WHAT YOU NEED TO DO
Lines containing the word "关闭对话" are to be located and copied.

Collected data
########################################
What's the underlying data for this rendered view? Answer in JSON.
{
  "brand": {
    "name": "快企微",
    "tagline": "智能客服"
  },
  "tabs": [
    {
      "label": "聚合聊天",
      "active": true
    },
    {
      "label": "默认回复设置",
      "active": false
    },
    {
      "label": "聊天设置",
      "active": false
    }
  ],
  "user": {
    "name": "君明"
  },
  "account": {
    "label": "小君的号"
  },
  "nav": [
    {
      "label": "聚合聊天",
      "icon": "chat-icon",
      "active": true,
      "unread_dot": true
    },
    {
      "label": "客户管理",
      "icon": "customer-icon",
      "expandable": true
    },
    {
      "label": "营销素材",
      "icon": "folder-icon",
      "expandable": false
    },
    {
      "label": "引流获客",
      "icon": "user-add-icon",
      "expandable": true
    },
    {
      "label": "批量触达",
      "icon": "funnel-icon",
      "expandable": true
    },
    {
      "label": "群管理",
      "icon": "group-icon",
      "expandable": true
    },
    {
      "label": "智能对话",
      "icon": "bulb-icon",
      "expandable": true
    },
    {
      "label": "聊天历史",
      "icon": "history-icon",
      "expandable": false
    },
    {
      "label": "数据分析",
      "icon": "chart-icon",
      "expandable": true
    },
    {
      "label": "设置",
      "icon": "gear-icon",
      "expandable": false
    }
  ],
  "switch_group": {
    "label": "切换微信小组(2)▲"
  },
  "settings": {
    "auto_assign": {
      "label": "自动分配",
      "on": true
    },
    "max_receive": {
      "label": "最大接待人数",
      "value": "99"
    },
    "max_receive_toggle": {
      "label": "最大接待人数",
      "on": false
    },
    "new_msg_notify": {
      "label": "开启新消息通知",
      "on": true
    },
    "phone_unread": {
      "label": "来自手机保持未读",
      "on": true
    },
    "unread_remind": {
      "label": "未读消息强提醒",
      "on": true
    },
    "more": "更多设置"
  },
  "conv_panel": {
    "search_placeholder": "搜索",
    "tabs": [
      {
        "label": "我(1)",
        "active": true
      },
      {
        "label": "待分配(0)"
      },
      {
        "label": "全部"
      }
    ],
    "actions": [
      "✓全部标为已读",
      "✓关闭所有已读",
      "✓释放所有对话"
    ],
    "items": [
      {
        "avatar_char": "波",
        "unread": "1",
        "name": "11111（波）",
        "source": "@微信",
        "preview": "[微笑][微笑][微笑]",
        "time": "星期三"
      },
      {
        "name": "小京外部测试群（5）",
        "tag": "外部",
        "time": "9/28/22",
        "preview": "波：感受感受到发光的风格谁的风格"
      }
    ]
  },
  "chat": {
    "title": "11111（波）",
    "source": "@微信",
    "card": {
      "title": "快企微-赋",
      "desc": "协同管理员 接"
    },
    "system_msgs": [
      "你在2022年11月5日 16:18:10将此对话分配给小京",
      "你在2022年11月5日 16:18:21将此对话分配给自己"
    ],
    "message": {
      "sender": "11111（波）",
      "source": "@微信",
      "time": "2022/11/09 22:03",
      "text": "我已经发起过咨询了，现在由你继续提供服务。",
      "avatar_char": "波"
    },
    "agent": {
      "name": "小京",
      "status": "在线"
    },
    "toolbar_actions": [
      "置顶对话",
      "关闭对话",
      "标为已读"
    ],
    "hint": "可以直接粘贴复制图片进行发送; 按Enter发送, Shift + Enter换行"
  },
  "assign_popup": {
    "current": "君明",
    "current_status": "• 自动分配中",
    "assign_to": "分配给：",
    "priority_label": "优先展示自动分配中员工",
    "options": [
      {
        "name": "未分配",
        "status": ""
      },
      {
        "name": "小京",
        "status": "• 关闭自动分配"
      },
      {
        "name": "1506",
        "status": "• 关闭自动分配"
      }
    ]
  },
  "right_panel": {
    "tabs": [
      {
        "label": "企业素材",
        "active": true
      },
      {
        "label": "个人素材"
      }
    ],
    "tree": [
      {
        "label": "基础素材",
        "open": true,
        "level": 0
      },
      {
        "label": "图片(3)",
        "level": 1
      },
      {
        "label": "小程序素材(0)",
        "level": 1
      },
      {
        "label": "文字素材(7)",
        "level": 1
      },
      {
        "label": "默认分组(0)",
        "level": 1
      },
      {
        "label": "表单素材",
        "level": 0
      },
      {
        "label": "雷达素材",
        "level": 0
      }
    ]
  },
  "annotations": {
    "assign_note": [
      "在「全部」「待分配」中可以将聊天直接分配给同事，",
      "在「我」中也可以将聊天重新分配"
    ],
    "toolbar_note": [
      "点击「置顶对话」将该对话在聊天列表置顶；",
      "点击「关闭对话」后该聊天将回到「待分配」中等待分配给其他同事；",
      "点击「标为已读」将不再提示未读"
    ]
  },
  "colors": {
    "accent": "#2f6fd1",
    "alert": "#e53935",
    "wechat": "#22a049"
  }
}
########################################
TASK ANSWER
      "关闭对话",
      "点击「关闭对话」后该聊天将回到「待分配」中等待分配给其他同事；",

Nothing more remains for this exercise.